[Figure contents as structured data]
────────────────────────────────────────

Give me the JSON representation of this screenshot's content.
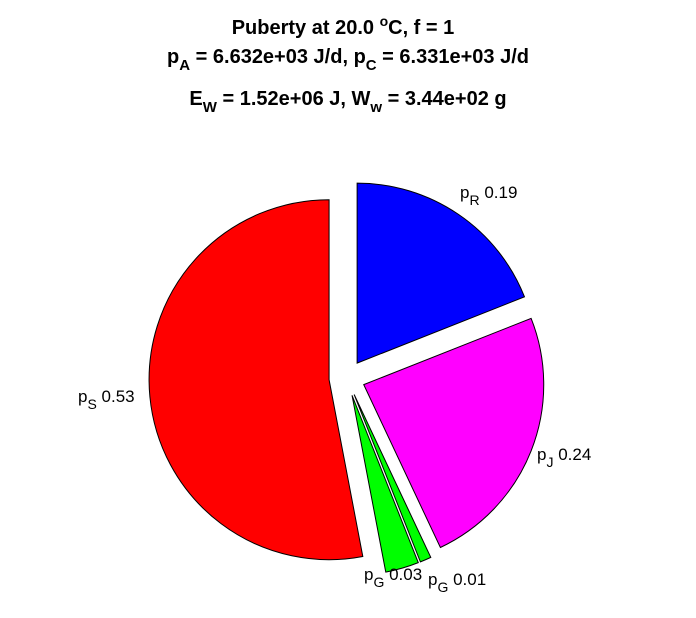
{
  "chart_data": {
    "type": "pie",
    "title": {
      "line1": {
        "text": "Puberty at 20.0 ",
        "sup": "o",
        "rest": "C, f = 1"
      },
      "line2": {
        "a_main": "p",
        "a_sub": "A",
        "a_value": " = 6.632e+03 J/d,  ",
        "c_main": "p",
        "c_sub": "C",
        "c_value": " = 6.331e+03 J/d"
      },
      "line3": {
        "e_main": "E",
        "e_sub": "W",
        "e_value": " = 1.52e+06 J, ",
        "w_main": "W",
        "w_sub": "w",
        "w_value": " = 3.44e+02 g"
      }
    },
    "slices": [
      {
        "key": "pR",
        "main": "p",
        "sub": "R",
        "value_label": " 0.19",
        "value": 0.19,
        "color": "#0000ff",
        "exploded": true
      },
      {
        "key": "pJ",
        "main": "p",
        "sub": "J",
        "value_label": " 0.24",
        "value": 0.24,
        "color": "#ff00ff",
        "exploded": true
      },
      {
        "key": "pG1",
        "main": "p",
        "sub": "G",
        "value_label": " 0.01",
        "value": 0.01,
        "color": "#00ff00",
        "exploded": true
      },
      {
        "key": "pG2",
        "main": "p",
        "sub": "G",
        "value_label": " 0.03",
        "value": 0.03,
        "color": "#00ff00",
        "exploded": true
      },
      {
        "key": "pS",
        "main": "p",
        "sub": "S",
        "value_label": " 0.53",
        "value": 0.53,
        "color": "#ff0000",
        "exploded": true
      }
    ]
  }
}
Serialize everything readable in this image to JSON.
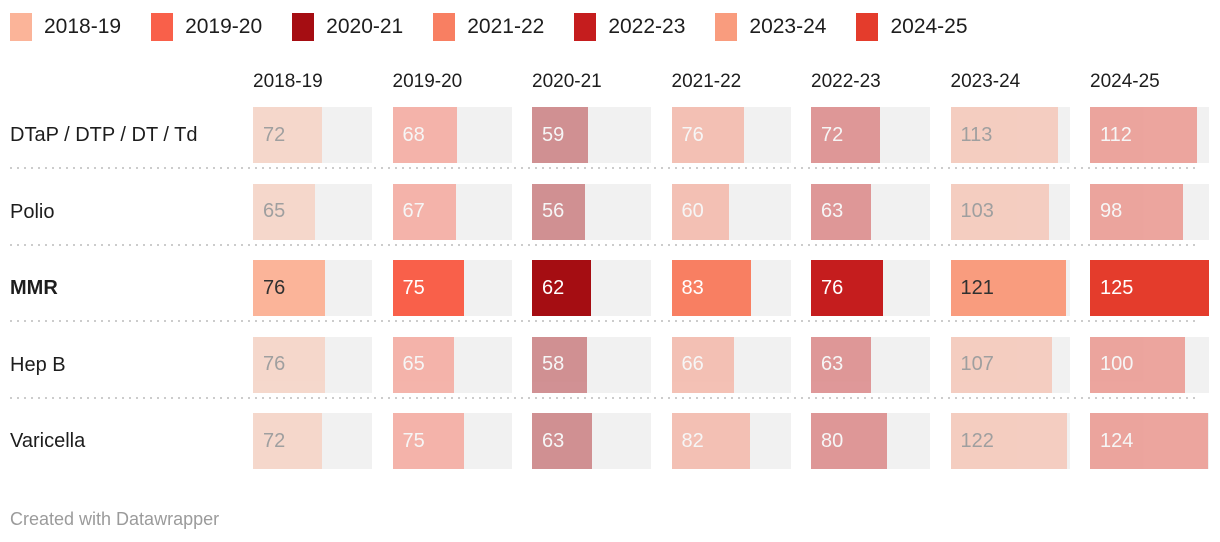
{
  "legend": {
    "items": [
      {
        "label": "2018-19",
        "color": "#FBB499"
      },
      {
        "label": "2019-20",
        "color": "#F9604A"
      },
      {
        "label": "2020-21",
        "color": "#A50D12"
      },
      {
        "label": "2021-22",
        "color": "#F87F62"
      },
      {
        "label": "2022-23",
        "color": "#C51D1E"
      },
      {
        "label": "2023-24",
        "color": "#F99C7E"
      },
      {
        "label": "2024-25",
        "color": "#E43C2C"
      }
    ]
  },
  "table": {
    "columns": [
      "2018-19",
      "2019-20",
      "2020-21",
      "2021-22",
      "2022-23",
      "2023-24",
      "2024-25"
    ],
    "scale_max": 125,
    "rows": [
      {
        "label": "DTaP / DTP / DT / Td",
        "bold": false,
        "muted": true,
        "values": [
          72,
          68,
          59,
          76,
          72,
          113,
          112
        ]
      },
      {
        "label": "Polio",
        "bold": false,
        "muted": true,
        "values": [
          65,
          67,
          56,
          60,
          63,
          103,
          98
        ]
      },
      {
        "label": "MMR",
        "bold": true,
        "muted": false,
        "values": [
          76,
          75,
          62,
          83,
          76,
          121,
          125
        ]
      },
      {
        "label": "Hep B",
        "bold": false,
        "muted": true,
        "values": [
          76,
          65,
          58,
          66,
          63,
          107,
          100
        ]
      },
      {
        "label": "Varicella",
        "bold": false,
        "muted": true,
        "values": [
          72,
          75,
          63,
          82,
          80,
          122,
          124
        ]
      }
    ]
  },
  "ui": {
    "background": "#FFFFFF",
    "track_color": "#F1F1F1",
    "separator_color": "#CCCCCC",
    "header_text_color": "#1D1D1D",
    "dark_value_text_color": "#303030",
    "light_value_text_color": "#FFFFFF",
    "footer_text_color": "#9B9B9B",
    "muted_row_opacity": 0.42,
    "dark_text_columns": [
      0,
      5
    ]
  },
  "footer": {
    "credit": "Created with Datawrapper"
  },
  "chart_data": {
    "type": "bar",
    "title": "",
    "categories": [
      "2018-19",
      "2019-20",
      "2020-21",
      "2021-22",
      "2022-23",
      "2023-24",
      "2024-25"
    ],
    "series": [
      {
        "name": "DTaP / DTP / DT / Td",
        "values": [
          72,
          68,
          59,
          76,
          72,
          113,
          112
        ]
      },
      {
        "name": "Polio",
        "values": [
          65,
          67,
          56,
          60,
          63,
          103,
          98
        ]
      },
      {
        "name": "MMR",
        "values": [
          76,
          75,
          62,
          83,
          76,
          121,
          125
        ]
      },
      {
        "name": "Hep B",
        "values": [
          76,
          65,
          58,
          66,
          63,
          107,
          100
        ]
      },
      {
        "name": "Varicella",
        "values": [
          72,
          75,
          63,
          82,
          80,
          122,
          124
        ]
      }
    ],
    "xlim": [
      0,
      125
    ],
    "xlabel": "",
    "ylabel": "",
    "grid": false,
    "legend_position": "top",
    "highlighted_series": "MMR",
    "bar_orientation": "horizontal"
  }
}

────────────────────────────────────────

> [Requirements]
Omit the pictures, then quote the rest of the material above exactly.

> [Expected answer]
Give me the JSON representation of this screenshot's content.
{
  "chart_data": {
    "type": "pie",
    "title": {
      "line1": {
        "text": "Puberty at 20.0 ",
        "sup": "o",
        "rest": "C, f = 1"
      },
      "line2": {
        "a_main": "p",
        "a_sub": "A",
        "a_value": " = 6.632e+03 J/d,  ",
        "c_main": "p",
        "c_sub": "C",
        "c_value": " = 6.331e+03 J/d"
      },
      "line3": {
        "e_main": "E",
        "e_sub": "W",
        "e_value": " = 1.52e+06 J, ",
        "w_main": "W",
        "w_sub": "w",
        "w_value": " = 3.44e+02 g"
      }
    },
    "slices": [
      {
        "key": "pR",
        "main": "p",
        "sub": "R",
        "value_label": " 0.19",
        "value": 0.19,
        "color": "#0000ff",
        "exploded": true
      },
      {
        "key": "pJ",
        "main": "p",
        "sub": "J",
        "value_label": " 0.24",
        "value": 0.24,
        "color": "#ff00ff",
        "exploded": true
      },
      {
        "key": "pG1",
        "main": "p",
        "sub": "G",
        "value_label": " 0.01",
        "value": 0.01,
        "color": "#00ff00",
        "exploded": true
      },
      {
        "key": "pG2",
        "main": "p",
        "sub": "G",
        "value_label": " 0.03",
        "value": 0.03,
        "color": "#00ff00",
        "exploded": true
      },
      {
        "key": "pS",
        "main": "p",
        "sub": "S",
        "value_label": " 0.53",
        "value": 0.53,
        "color": "#ff0000",
        "exploded": true
      }
    ]
  }
}
Serialize everything readable in this image to JSON.
{
  "legend": {
    "items": [
      {
        "label": "2018-19",
        "color": "#FBB499"
      },
      {
        "label": "2019-20",
        "color": "#F9604A"
      },
      {
        "label": "2020-21",
        "color": "#A50D12"
      },
      {
        "label": "2021-22",
        "color": "#F87F62"
      },
      {
        "label": "2022-23",
        "color": "#C51D1E"
      },
      {
        "label": "2023-24",
        "color": "#F99C7E"
      },
      {
        "label": "2024-25",
        "color": "#E43C2C"
      }
    ]
  },
  "table": {
    "columns": [
      "2018-19",
      "2019-20",
      "2020-21",
      "2021-22",
      "2022-23",
      "2023-24",
      "2024-25"
    ],
    "scale_max": 125,
    "rows": [
      {
        "label": "DTaP / DTP / DT / Td",
        "bold": false,
        "muted": true,
        "values": [
          72,
          68,
          59,
          76,
          72,
          113,
          112
        ]
      },
      {
        "label": "Polio",
        "bold": false,
        "muted": true,
        "values": [
          65,
          67,
          56,
          60,
          63,
          103,
          98
        ]
      },
      {
        "label": "MMR",
        "bold": true,
        "muted": false,
        "values": [
          76,
          75,
          62,
          83,
          76,
          121,
          125
        ]
      },
      {
        "label": "Hep B",
        "bold": false,
        "muted": true,
        "values": [
          76,
          65,
          58,
          66,
          63,
          107,
          100
        ]
      },
      {
        "label": "Varicella",
        "bold": false,
        "muted": true,
        "values": [
          72,
          75,
          63,
          82,
          80,
          122,
          124
        ]
      }
    ]
  },
  "ui": {
    "background": "#FFFFFF",
    "track_color": "#F1F1F1",
    "separator_color": "#CCCCCC",
    "header_text_color": "#1D1D1D",
    "dark_value_text_color": "#303030",
    "light_value_text_color": "#FFFFFF",
    "footer_text_color": "#9B9B9B",
    "muted_row_opacity": 0.42,
    "dark_text_columns": [
      0,
      5
    ]
  },
  "footer": {
    "credit": "Created with Datawrapper"
  },
  "chart_data": {
    "type": "bar",
    "title": "",
    "categories": [
      "2018-19",
      "2019-20",
      "2020-21",
      "2021-22",
      "2022-23",
      "2023-24",
      "2024-25"
    ],
    "series": [
      {
        "name": "DTaP / DTP / DT / Td",
        "values": [
          72,
          68,
          59,
          76,
          72,
          113,
          112
        ]
      },
      {
        "name": "Polio",
        "values": [
          65,
          67,
          56,
          60,
          63,
          103,
          98
        ]
      },
      {
        "name": "MMR",
        "values": [
          76,
          75,
          62,
          83,
          76,
          121,
          125
        ]
      },
      {
        "name": "Hep B",
        "values": [
          76,
          65,
          58,
          66,
          63,
          107,
          100
        ]
      },
      {
        "name": "Varicella",
        "values": [
          72,
          75,
          63,
          82,
          80,
          122,
          124
        ]
      }
    ],
    "xlim": [
      0,
      125
    ],
    "xlabel": "",
    "ylabel": "",
    "grid": false,
    "legend_position": "top",
    "highlighted_series": "MMR",
    "bar_orientation": "horizontal"
  }
}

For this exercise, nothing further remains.